▸ **Stored data**:
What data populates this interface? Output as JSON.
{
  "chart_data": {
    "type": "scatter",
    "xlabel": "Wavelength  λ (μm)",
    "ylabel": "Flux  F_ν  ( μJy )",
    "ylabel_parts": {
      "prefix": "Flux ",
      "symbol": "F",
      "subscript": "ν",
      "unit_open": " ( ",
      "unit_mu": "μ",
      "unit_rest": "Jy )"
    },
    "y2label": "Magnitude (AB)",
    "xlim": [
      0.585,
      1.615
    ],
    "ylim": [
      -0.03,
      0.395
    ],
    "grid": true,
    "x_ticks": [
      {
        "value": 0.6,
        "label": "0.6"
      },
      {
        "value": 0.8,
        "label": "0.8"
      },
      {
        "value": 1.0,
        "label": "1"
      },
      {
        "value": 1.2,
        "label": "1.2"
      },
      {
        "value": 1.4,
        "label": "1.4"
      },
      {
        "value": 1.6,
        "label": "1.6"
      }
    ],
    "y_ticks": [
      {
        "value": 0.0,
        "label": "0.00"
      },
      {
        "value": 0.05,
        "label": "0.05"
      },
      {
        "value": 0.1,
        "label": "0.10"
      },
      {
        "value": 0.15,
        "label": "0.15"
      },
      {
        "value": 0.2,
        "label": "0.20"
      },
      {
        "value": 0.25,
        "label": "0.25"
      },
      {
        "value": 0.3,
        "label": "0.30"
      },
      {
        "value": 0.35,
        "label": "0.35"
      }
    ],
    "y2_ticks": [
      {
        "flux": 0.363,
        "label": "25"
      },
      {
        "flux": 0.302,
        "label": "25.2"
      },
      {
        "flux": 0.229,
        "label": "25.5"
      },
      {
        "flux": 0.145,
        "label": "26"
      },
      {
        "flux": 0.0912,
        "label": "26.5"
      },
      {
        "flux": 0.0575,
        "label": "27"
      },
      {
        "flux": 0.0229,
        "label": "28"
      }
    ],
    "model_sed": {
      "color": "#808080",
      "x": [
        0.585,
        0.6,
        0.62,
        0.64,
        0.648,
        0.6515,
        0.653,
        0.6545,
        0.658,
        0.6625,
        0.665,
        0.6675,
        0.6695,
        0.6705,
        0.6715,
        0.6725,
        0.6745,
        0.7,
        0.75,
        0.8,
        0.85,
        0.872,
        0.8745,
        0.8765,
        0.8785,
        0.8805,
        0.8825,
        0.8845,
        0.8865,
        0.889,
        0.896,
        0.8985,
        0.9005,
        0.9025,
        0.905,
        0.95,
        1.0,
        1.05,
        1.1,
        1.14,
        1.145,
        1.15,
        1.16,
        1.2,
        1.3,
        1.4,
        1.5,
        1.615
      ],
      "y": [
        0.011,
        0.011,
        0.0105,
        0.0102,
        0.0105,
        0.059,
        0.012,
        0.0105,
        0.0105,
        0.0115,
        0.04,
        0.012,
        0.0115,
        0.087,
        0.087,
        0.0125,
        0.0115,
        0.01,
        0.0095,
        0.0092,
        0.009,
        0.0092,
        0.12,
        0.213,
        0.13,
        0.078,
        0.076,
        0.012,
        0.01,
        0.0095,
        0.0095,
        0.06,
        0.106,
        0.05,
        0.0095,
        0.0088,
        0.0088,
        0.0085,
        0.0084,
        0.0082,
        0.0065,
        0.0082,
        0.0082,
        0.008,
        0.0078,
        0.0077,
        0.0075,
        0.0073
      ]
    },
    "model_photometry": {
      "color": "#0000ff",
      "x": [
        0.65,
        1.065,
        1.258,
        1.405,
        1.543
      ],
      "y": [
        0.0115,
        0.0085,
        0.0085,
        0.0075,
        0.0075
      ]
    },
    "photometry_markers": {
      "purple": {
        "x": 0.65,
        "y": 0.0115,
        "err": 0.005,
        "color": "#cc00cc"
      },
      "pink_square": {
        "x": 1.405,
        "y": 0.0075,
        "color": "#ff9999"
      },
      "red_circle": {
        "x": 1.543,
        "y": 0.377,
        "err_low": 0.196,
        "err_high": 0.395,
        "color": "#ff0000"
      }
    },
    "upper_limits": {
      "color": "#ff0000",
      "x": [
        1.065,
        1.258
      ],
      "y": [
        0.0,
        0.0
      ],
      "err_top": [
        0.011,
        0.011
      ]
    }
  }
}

▸ **What the exercise asks**: Reproduce the listing shown above in its entirety, exactly.

▸ **Result below**:
What data populates this interface? Output as JSON.
{
  "chart_data": {
    "type": "scatter",
    "xlabel": "Wavelength  λ (μm)",
    "ylabel": "Flux  F_ν  ( μJy )",
    "ylabel_parts": {
      "prefix": "Flux ",
      "symbol": "F",
      "subscript": "ν",
      "unit_open": " ( ",
      "unit_mu": "μ",
      "unit_rest": "Jy )"
    },
    "y2label": "Magnitude (AB)",
    "xlim": [
      0.585,
      1.615
    ],
    "ylim": [
      -0.03,
      0.395
    ],
    "grid": true,
    "x_ticks": [
      {
        "value": 0.6,
        "label": "0.6"
      },
      {
        "value": 0.8,
        "label": "0.8"
      },
      {
        "value": 1.0,
        "label": "1"
      },
      {
        "value": 1.2,
        "label": "1.2"
      },
      {
        "value": 1.4,
        "label": "1.4"
      },
      {
        "value": 1.6,
        "label": "1.6"
      }
    ],
    "y_ticks": [
      {
        "value": 0.0,
        "label": "0.00"
      },
      {
        "value": 0.05,
        "label": "0.05"
      },
      {
        "value": 0.1,
        "label": "0.10"
      },
      {
        "value": 0.15,
        "label": "0.15"
      },
      {
        "value": 0.2,
        "label": "0.20"
      },
      {
        "value": 0.25,
        "label": "0.25"
      },
      {
        "value": 0.3,
        "label": "0.30"
      },
      {
        "value": 0.35,
        "label": "0.35"
      }
    ],
    "y2_ticks": [
      {
        "flux": 0.363,
        "label": "25"
      },
      {
        "flux": 0.302,
        "label": "25.2"
      },
      {
        "flux": 0.229,
        "label": "25.5"
      },
      {
        "flux": 0.145,
        "label": "26"
      },
      {
        "flux": 0.0912,
        "label": "26.5"
      },
      {
        "flux": 0.0575,
        "label": "27"
      },
      {
        "flux": 0.0229,
        "label": "28"
      }
    ],
    "model_sed": {
      "color": "#808080",
      "x": [
        0.585,
        0.6,
        0.62,
        0.64,
        0.648,
        0.6515,
        0.653,
        0.6545,
        0.658,
        0.6625,
        0.665,
        0.6675,
        0.6695,
        0.6705,
        0.6715,
        0.6725,
        0.6745,
        0.7,
        0.75,
        0.8,
        0.85,
        0.872,
        0.8745,
        0.8765,
        0.8785,
        0.8805,
        0.8825,
        0.8845,
        0.8865,
        0.889,
        0.896,
        0.8985,
        0.9005,
        0.9025,
        0.905,
        0.95,
        1.0,
        1.05,
        1.1,
        1.14,
        1.145,
        1.15,
        1.16,
        1.2,
        1.3,
        1.4,
        1.5,
        1.615
      ],
      "y": [
        0.011,
        0.011,
        0.0105,
        0.0102,
        0.0105,
        0.059,
        0.012,
        0.0105,
        0.0105,
        0.0115,
        0.04,
        0.012,
        0.0115,
        0.087,
        0.087,
        0.0125,
        0.0115,
        0.01,
        0.0095,
        0.0092,
        0.009,
        0.0092,
        0.12,
        0.213,
        0.13,
        0.078,
        0.076,
        0.012,
        0.01,
        0.0095,
        0.0095,
        0.06,
        0.106,
        0.05,
        0.0095,
        0.0088,
        0.0088,
        0.0085,
        0.0084,
        0.0082,
        0.0065,
        0.0082,
        0.0082,
        0.008,
        0.0078,
        0.0077,
        0.0075,
        0.0073
      ]
    },
    "model_photometry": {
      "color": "#0000ff",
      "x": [
        0.65,
        1.065,
        1.258,
        1.405,
        1.543
      ],
      "y": [
        0.0115,
        0.0085,
        0.0085,
        0.0075,
        0.0075
      ]
    },
    "photometry_markers": {
      "purple": {
        "x": 0.65,
        "y": 0.0115,
        "err": 0.005,
        "color": "#cc00cc"
      },
      "pink_square": {
        "x": 1.405,
        "y": 0.0075,
        "color": "#ff9999"
      },
      "red_circle": {
        "x": 1.543,
        "y": 0.377,
        "err_low": 0.196,
        "err_high": 0.395,
        "color": "#ff0000"
      }
    },
    "upper_limits": {
      "color": "#ff0000",
      "x": [
        1.065,
        1.258
      ],
      "y": [
        0.0,
        0.0
      ],
      "err_top": [
        0.011,
        0.011
      ]
    }
  }
}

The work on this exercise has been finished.